• _Objective_: Retype each entry below exactly as it stands.

Collected data entries

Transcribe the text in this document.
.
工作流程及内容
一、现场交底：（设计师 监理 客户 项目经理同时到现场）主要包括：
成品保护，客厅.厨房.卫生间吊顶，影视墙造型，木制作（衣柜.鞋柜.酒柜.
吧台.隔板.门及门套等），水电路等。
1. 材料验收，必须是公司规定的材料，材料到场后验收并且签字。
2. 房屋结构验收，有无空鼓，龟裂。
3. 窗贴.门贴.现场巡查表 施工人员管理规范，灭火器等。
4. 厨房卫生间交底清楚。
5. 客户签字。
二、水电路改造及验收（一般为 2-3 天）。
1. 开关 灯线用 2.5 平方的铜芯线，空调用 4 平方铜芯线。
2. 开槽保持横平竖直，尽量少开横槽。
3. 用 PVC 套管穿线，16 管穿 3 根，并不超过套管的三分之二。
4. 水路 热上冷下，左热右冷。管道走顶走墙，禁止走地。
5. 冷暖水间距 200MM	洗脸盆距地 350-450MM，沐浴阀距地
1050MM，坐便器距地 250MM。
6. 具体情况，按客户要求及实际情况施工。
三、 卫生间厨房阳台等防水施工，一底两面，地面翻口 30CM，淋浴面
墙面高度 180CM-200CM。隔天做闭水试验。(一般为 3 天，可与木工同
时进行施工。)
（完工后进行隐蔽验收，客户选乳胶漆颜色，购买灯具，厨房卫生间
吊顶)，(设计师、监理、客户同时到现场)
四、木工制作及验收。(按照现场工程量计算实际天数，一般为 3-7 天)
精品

• _Written response_:
Transcribe the text in this document.
.
工作流程及内容
一、现场交底：（设计师 监理 客户 项目经理同时到现场）主要包括：
成品保护，客厅.厨房.卫生间吊顶，影视墙造型，木制作（衣柜.鞋柜.酒柜.
吧台.隔板.门及门套等），水电路等。
1. 材料验收，必须是公司规定的材料，材料到场后验收并且签字。
2. 房屋结构验收，有无空鼓，龟裂。
3. 窗贴.门贴.现场巡查表 施工人员管理规范，灭火器等。
4. 厨房卫生间交底清楚。
5. 客户签字。
二、水电路改造及验收（一般为 2-3 天）。
1. 开关 灯线用 2.5 平方的铜芯线，空调用 4 平方铜芯线。
2. 开槽保持横平竖直，尽量少开横槽。
3. 用 PVC 套管穿线，16 管穿 3 根，并不超过套管的三分之二。
4. 水路 热上冷下，左热右冷。管道走顶走墙，禁止走地。
5. 冷暖水间距 200MM	洗脸盆距地 350-450MM，沐浴阀距地
1050MM，坐便器距地 250MM。
6. 具体情况，按客户要求及实际情况施工。
三、 卫生间厨房阳台等防水施工，一底两面，地面翻口 30CM，淋浴面
墙面高度 180CM-200CM。隔天做闭水试验。(一般为 3 天，可与木工同
时进行施工。)
（完工后进行隐蔽验收，客户选乳胶漆颜色，购买灯具，厨房卫生间
吊顶)，(设计师、监理、客户同时到现场)
四、木工制作及验收。(按照现场工程量计算实际天数，一般为 3-7 天)
精品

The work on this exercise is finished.